*SOURCE EXTRACT*
------------------------------
Braid is a simple tool to help track git and svn vendor branches in a git repository.

This is a major release that brings two main features (no more braid/track branch and better merging support) and lots of usability changes, bugfixes and tweaks.

The braid project page has now moved to github, mainly because we wanted to use the wiki for documentation.

Braid now also has a google group. If you have questions or ideas about braid, please subscribe to http://groups.google.com/group/braid-gem.

Installing

gem install braid

Important changes from 0.4

  • removed braid/track branch
  • use merge-recursive to allow changes from upstream to be automatically merged in
  • added local cache to workaround git fetch limitations

Other changes from 0.4

  • improved messages
  • refactoring all around
  • moved to test/spec from rspec
  • basic integration tests

Coming soon in braid 0.6

  • braid switch
  • braid format-patch
  • braid import
  • braid outdated
  • braid list
  • bash completion
  • possibly, windows compatibility

ANN: braid 0.4 - piston lookalike for git

written by Cristi Balan on 2008-04-30

Braid is a simple tool to help track git and svn vendor branches in a git repository.
------------------------------
*SET TASKS*
a. In the listing, copy out verbatim the entries starting with the line containing "condition-5-line: الميلاديــة —" and going on through the line containing "condition-4-line: معــروض موجــه", both included.
b. Carry on the Braid release announcement from the point where it stops.

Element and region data
------------------------------
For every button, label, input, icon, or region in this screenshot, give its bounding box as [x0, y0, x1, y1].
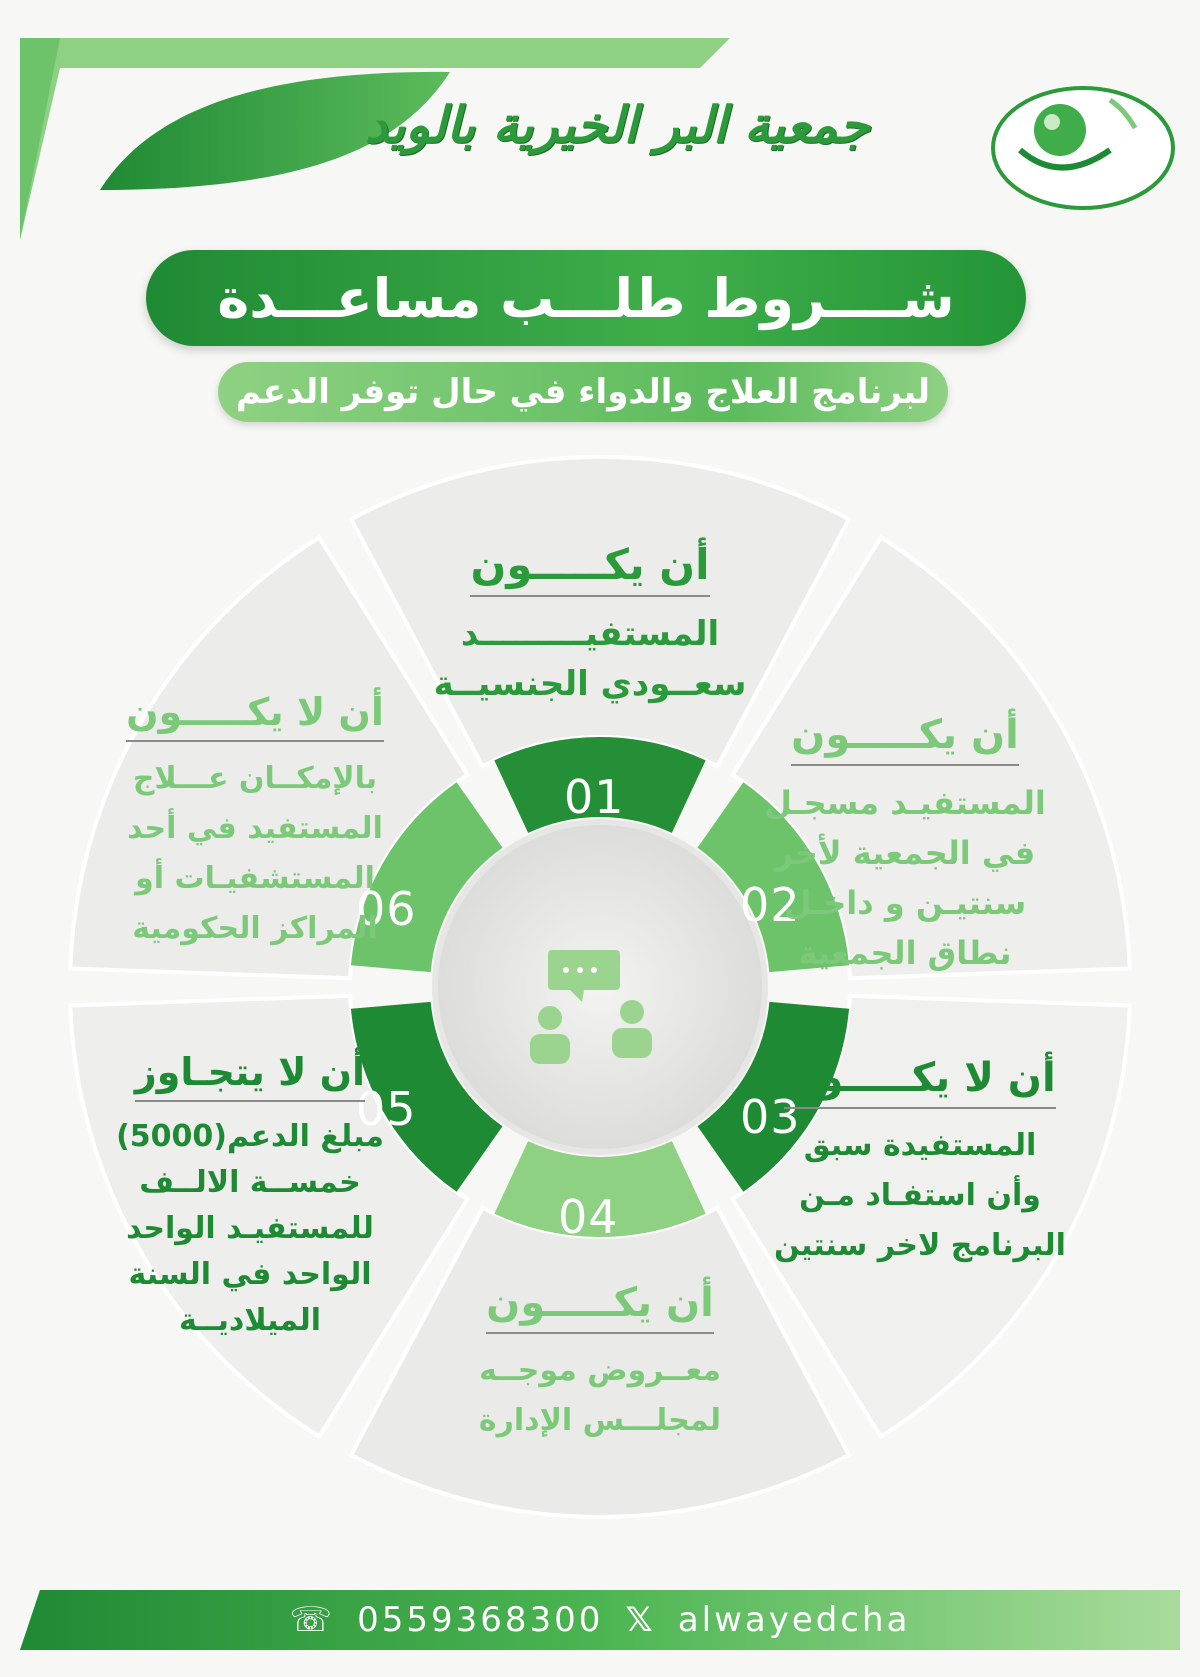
condition-5-line: الميلاديــة — [178, 1303, 322, 1338]
condition-3-line: المستفيدة سبق — [803, 1128, 1037, 1163]
condition-6 — [95, 690, 415, 954]
condition-2-line: نطاق الجمعية — [798, 934, 1012, 972]
condition-1-title: أن يكـــــون — [470, 540, 709, 597]
condition-5 — [95, 1050, 405, 1344]
condition-4-line: معــروض موجــه — [479, 1353, 721, 1388]
page-subtitle: لبرنامج العلاج والدواء في حال توفر الدعم — [235, 372, 931, 412]
phone-number[interactable]: 0559368300 — [357, 1600, 604, 1640]
condition-3 — [760, 1055, 1080, 1271]
condition-6-title: أن لا يكـــــون — [126, 690, 384, 742]
condition-1-line: سعــودي الجنسيــة — [433, 664, 747, 704]
x-logo-icon: 𝕏 — [625, 1600, 656, 1640]
condition-6-line: المستفيد في أحد — [127, 811, 383, 846]
condition-4 — [420, 1280, 780, 1446]
condition-6-line: المراكز الحكومية — [132, 911, 378, 946]
condition-number-1: 01 — [564, 770, 625, 824]
association-badge-logo — [993, 88, 1173, 208]
condition-5-line: للمستفيـد الواحد — [126, 1211, 374, 1246]
condition-2-line: في الجمعية لأخر — [774, 834, 1036, 872]
page-title: شــــروط طلـــب مساعـــدة — [217, 266, 955, 330]
condition-5-line: مبلغ الدعم(5000) — [116, 1119, 384, 1154]
title-banner — [146, 250, 1026, 346]
condition-2-line: سنتيـن و داخـل — [783, 884, 1027, 922]
condition-number-6: 06 — [356, 882, 417, 936]
condition-number-3: 03 — [740, 1090, 801, 1144]
condition-number-5: 05 — [356, 1082, 417, 1136]
condition-2-line: المستفيـد مسجـل — [764, 784, 1046, 822]
condition-2 — [760, 712, 1050, 978]
condition-4-title: أن يكـــــون — [486, 1280, 714, 1334]
condition-number-4: 04 — [558, 1190, 619, 1244]
condition-5-title: أن لا يتجـاوز — [135, 1050, 365, 1102]
condition-2-title: أن يكـــــون — [791, 712, 1019, 766]
condition-1 — [410, 540, 770, 709]
condition-3-title: أن لا يكـــــون — [784, 1055, 1055, 1109]
condition-3-line: البرنامج لاخر سنتين — [774, 1228, 1066, 1263]
condition-6-line: المستشفيـات أو — [135, 861, 375, 896]
association-logo-text: جمعية البر الخيرية بالويد — [364, 95, 870, 154]
phone-icon: ☏ — [289, 1600, 336, 1640]
condition-5-line: الواحد في السنة — [128, 1257, 372, 1292]
condition-4-line: لمجلـــس الإدارة — [478, 1403, 722, 1438]
condition-number-2: 02 — [740, 878, 801, 932]
condition-1-line: المستفيـــــــــد — [460, 614, 720, 654]
footer-contact — [20, 1590, 1180, 1650]
condition-6-line: بالإمكــان عـــلاج — [132, 761, 378, 796]
social-handle[interactable]: alwayedcha — [677, 1600, 911, 1640]
condition-3-line: وأن استفـاد مـن — [799, 1178, 1041, 1213]
subtitle-banner — [218, 362, 948, 422]
condition-5-line: خمســة الالــف — [139, 1165, 361, 1200]
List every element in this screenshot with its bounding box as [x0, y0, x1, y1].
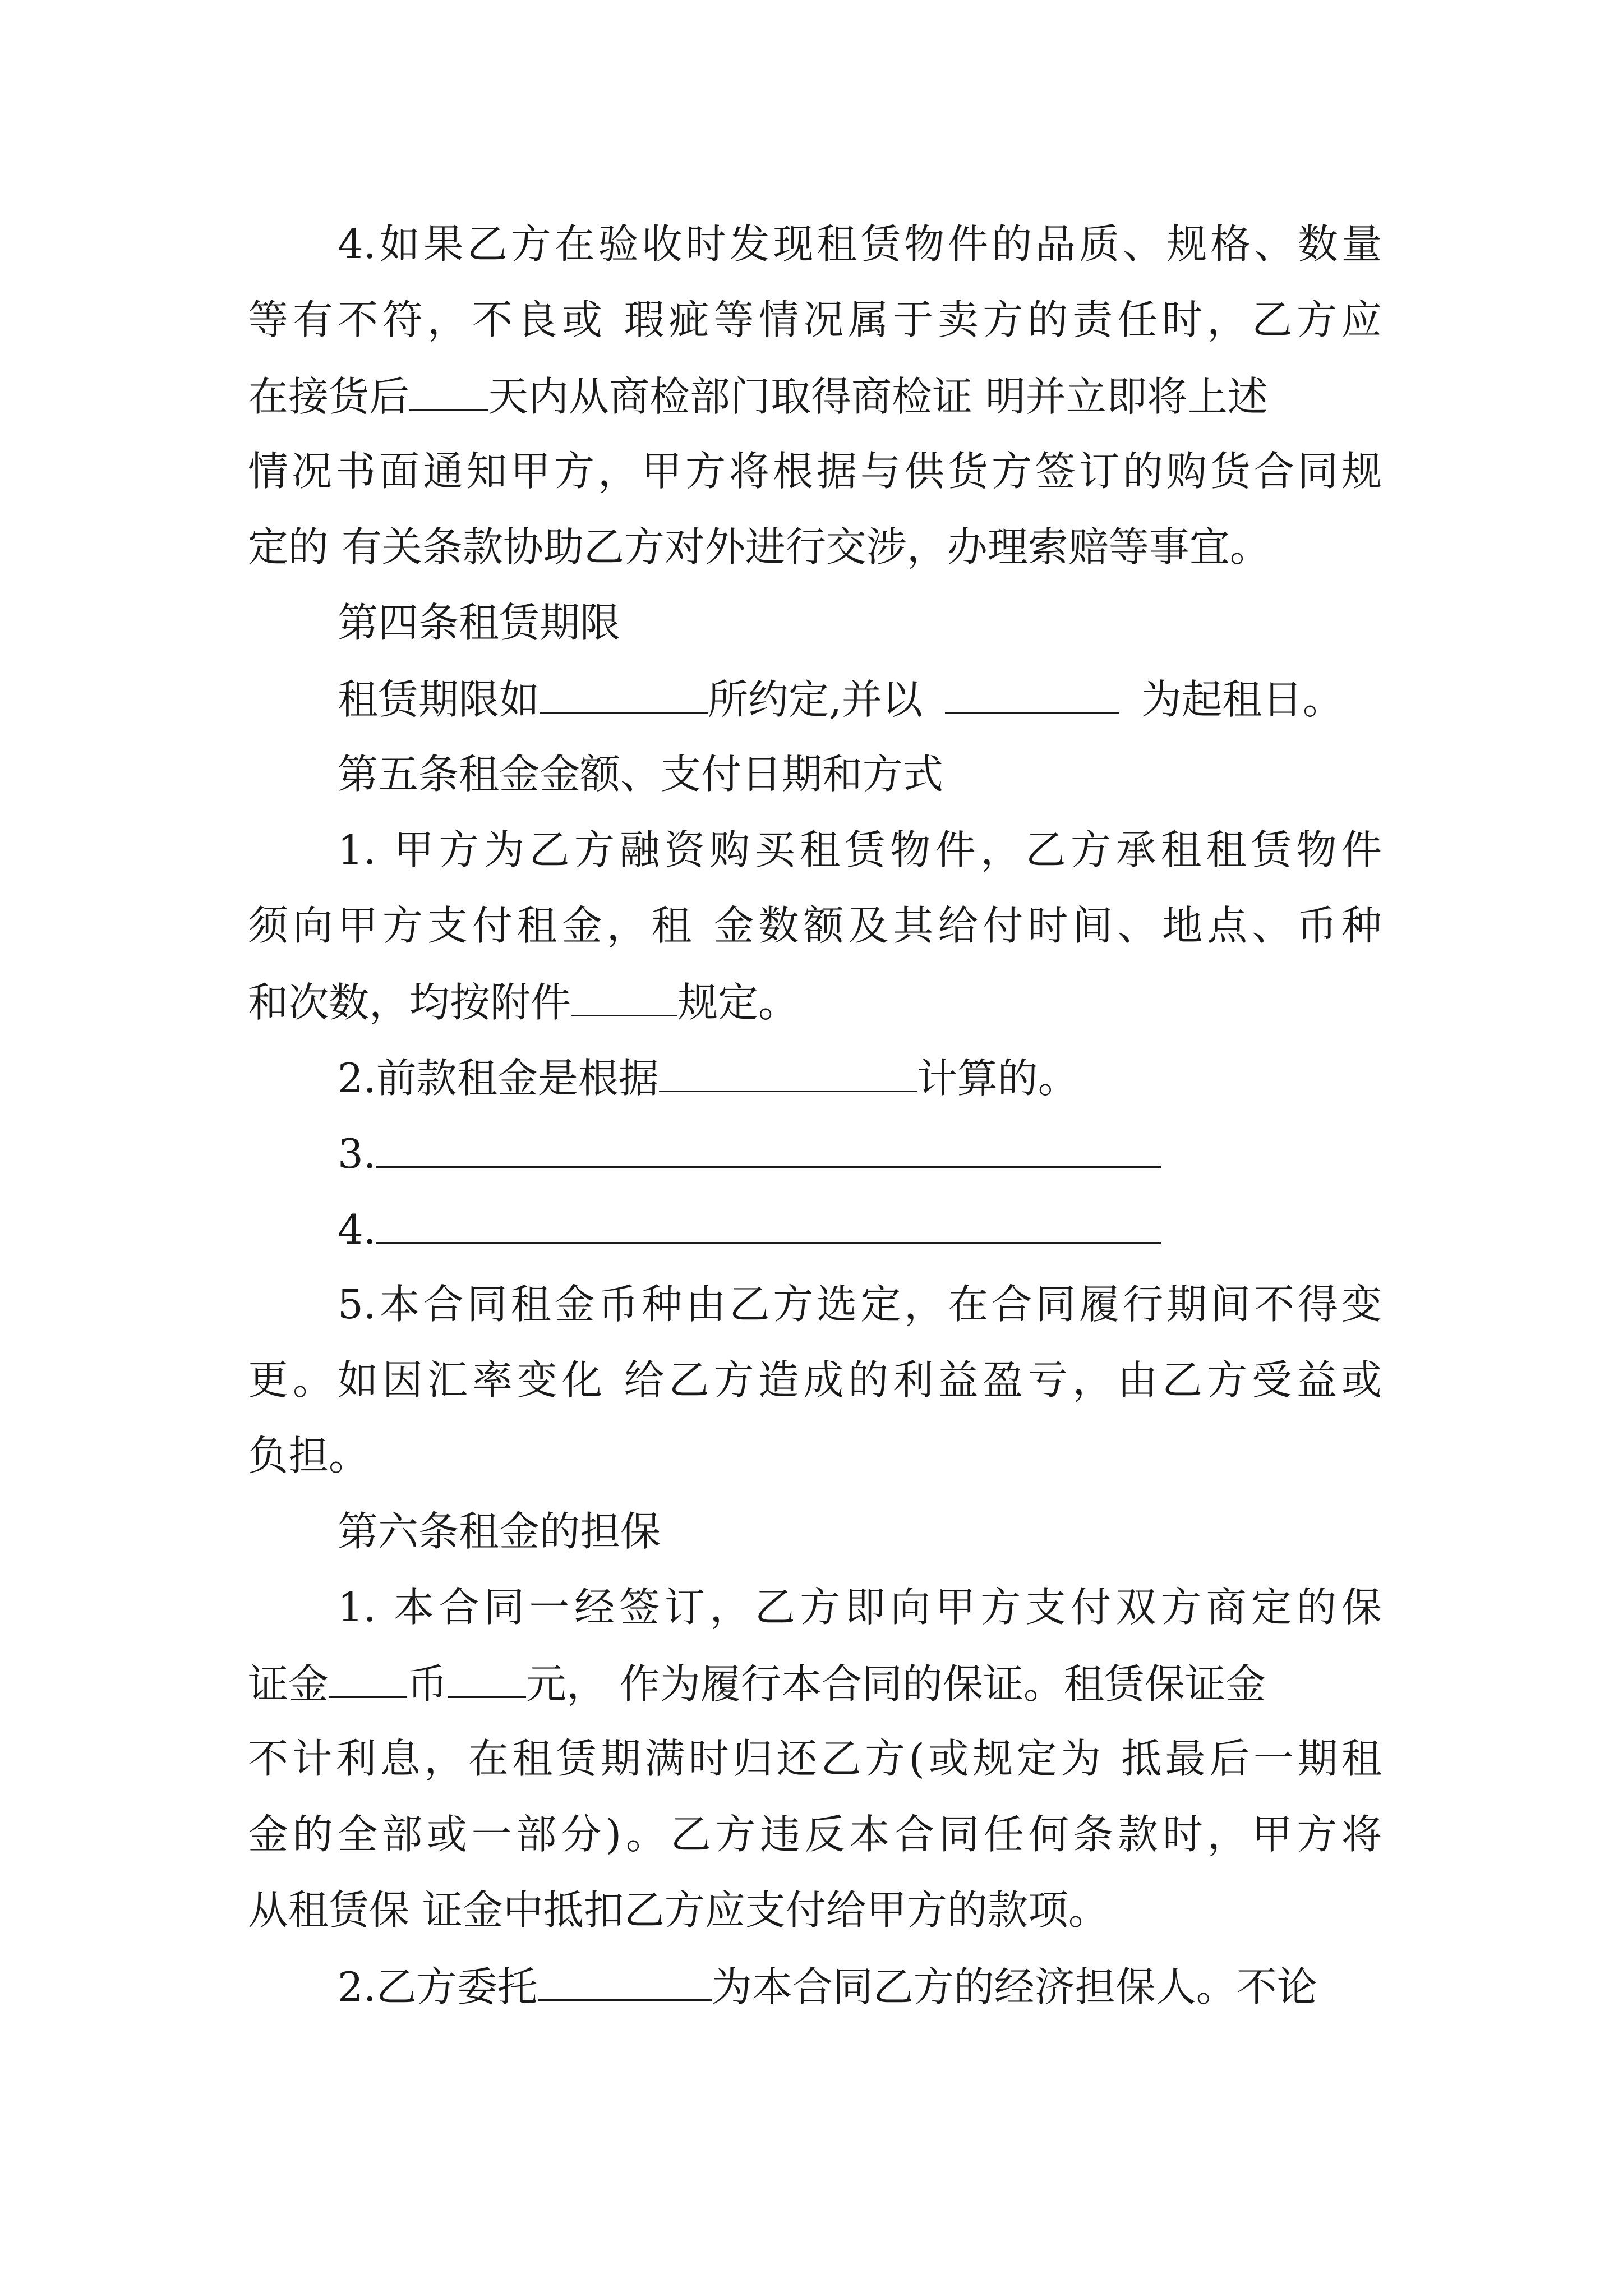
paragraph-line: 1. 甲方为乙方融资购买租赁物件，乙方承租租赁物件 — [338, 826, 1382, 873]
paragraph-line: 不计利息，在租赁期满时归还乙方(或规定为 抵最后一期租 — [248, 1735, 1382, 1782]
paragraph-line: 4.如果乙方在验收时发现租赁物件的品质、规格、数量 — [338, 220, 1382, 268]
text-segment: 所约定,并以 — [708, 676, 923, 723]
text-segment: 4. — [338, 1206, 376, 1253]
text-segment: 3. — [338, 1130, 376, 1177]
text-segment: 计算的。 — [916, 1055, 1078, 1102]
text-segment: 规定。 — [677, 979, 799, 1026]
paragraph-line — [338, 1958, 1317, 2015]
text-segment: 天内从商检部门取得商检证 明并立即将上述 — [488, 373, 1268, 420]
text-segment: 和次数，均按附件 — [248, 979, 571, 1026]
fill-in-blank[interactable] — [538, 1958, 712, 2001]
paragraph-line — [248, 367, 1268, 425]
paragraph-line: 1. 本合同一经签订，乙方即向甲方支付双方商定的保 — [338, 1584, 1382, 1631]
paragraph-line: 等有不符，不良或 瑕疵等情况属于卖方的责任时，乙方应 — [248, 296, 1382, 343]
fill-in-blank[interactable] — [540, 670, 708, 714]
paragraph-line — [248, 973, 799, 1030]
paragraph-line — [338, 670, 1343, 728]
text-segment: 元， 作为履行本合同的保证。租赁保证金 — [526, 1660, 1266, 1708]
section-heading: 第五条租金金额、支付日期和方式 — [338, 751, 944, 798]
fill-in-blank[interactable] — [376, 1125, 1161, 1168]
section-heading: 第六条租金的担保 — [338, 1508, 661, 1555]
paragraph-line — [338, 1125, 1161, 1182]
paragraph-line — [338, 1049, 1078, 1106]
fill-in-blank[interactable] — [409, 367, 488, 411]
text-segment: 币 — [407, 1660, 448, 1708]
fill-in-blank[interactable] — [945, 670, 1119, 714]
paragraph-line — [248, 1655, 1266, 1712]
fill-in-blank[interactable] — [376, 1200, 1161, 1244]
text-segment: 为本合同乙方的经济担保人。不论 — [711, 1963, 1317, 2010]
text-segment: 2.前款租金是根据 — [338, 1055, 659, 1102]
text-segment: 证金 — [248, 1660, 329, 1708]
paragraph-line: 定的 有关条款协助乙方对外进行交涉，办理索赔等事宜。 — [248, 523, 1270, 570]
paragraph-line: 金的全部或一部分)。乙方违反本合同任何条款时，甲方将 — [248, 1811, 1382, 1858]
fill-in-blank[interactable] — [448, 1655, 526, 1698]
paragraph-line: 负担。 — [248, 1432, 370, 1479]
paragraph-line: 情况书面通知甲方，甲方将根据与供货方签订的购货合同规 — [248, 448, 1382, 495]
section-heading: 第四条租赁期限 — [338, 599, 621, 646]
paragraph-line: 从租赁保 证金中抵扣乙方应支付给甲方的款项。 — [248, 1887, 1109, 1934]
fill-in-blank[interactable] — [329, 1655, 407, 1698]
text-segment: 为起租日。 — [1141, 676, 1343, 723]
paragraph-line — [338, 1200, 1161, 1258]
text-segment: 2.乙方委托 — [338, 1963, 538, 2010]
paragraph-line: 须向甲方支付租金，租 金数额及其给付时间、地点、币种 — [248, 902, 1382, 949]
fill-in-blank[interactable] — [659, 1049, 917, 1092]
paragraph-line: 5.本合同租金币种由乙方选定，在合同履行期间不得变 — [338, 1281, 1382, 1328]
fill-in-blank[interactable] — [571, 973, 677, 1016]
text-segment: 租赁期限如 — [338, 676, 540, 723]
text-segment: 在接货后 — [248, 373, 410, 420]
paragraph-line: 更。如因汇率变化 给乙方造成的利益盈亏，由乙方受益或 — [248, 1356, 1382, 1404]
------------------------------
*RESPONSES BY TASK*
a.
condition-5-line: الميلاديــة — [178, 1303, 322, 1338]
condition-3-line: المستفيدة سبق — [803, 1128, 1037, 1163]
condition-6 — [95, 690, 415, 954]
condition-2-line: نطاق الجمعية — [798, 934, 1012, 972]
condition-1-title: أن يكـــــون — [470, 540, 709, 597]
condition-5 — [95, 1050, 405, 1344]
condition-4-line: معــروض موجــه — [479, 1353, 721, 1388]

b.
This release fixes a bunch of bugs and adds important missing features which allow braid to actually be useful to people working in teams and it also stops polluting the git history with messages from the imported mirrors.

This release is possible because of the work of Norbert Crombach, who totally rocks!

Important changes

  • all new mirrors are created squashed, which means that you’ll only get one commit when adding a mirror
    • if you already have braid mirrors you need to update to squashed format, please read the relevant section on the Usage and examples page
  • braid now can be used by all developers on a project. There’s a guide for this on the wiki.

Other changes

  • braid diff
  • braid update can now lock to a revision
  • commands are only executed if there are no local changes and the git version is above 1.5.4.5
  • bunch of bugfixes and cleanups

Install with rubygems

Unfortunately the github gem server is not working for everyone yet so please install from the git repository if this doesn’t work

gem sources -a http://gems.github.com/ # only need to do this once gem install evilchelu-braid

Get it from the git repository

Get a clone of the git repository using:

git clone git://github.com/evilchelu/braid.git cd braid rake install_gem braid —help # see usage

Open source works!

This release is very special for me because it showed me, in a personal way, that open source really works.

I was about to give up on braid at the end of March mainly because I had no idea on how to fix the history polluting and being able to work in teams. And there were also bugs and the code looked a bit ugly.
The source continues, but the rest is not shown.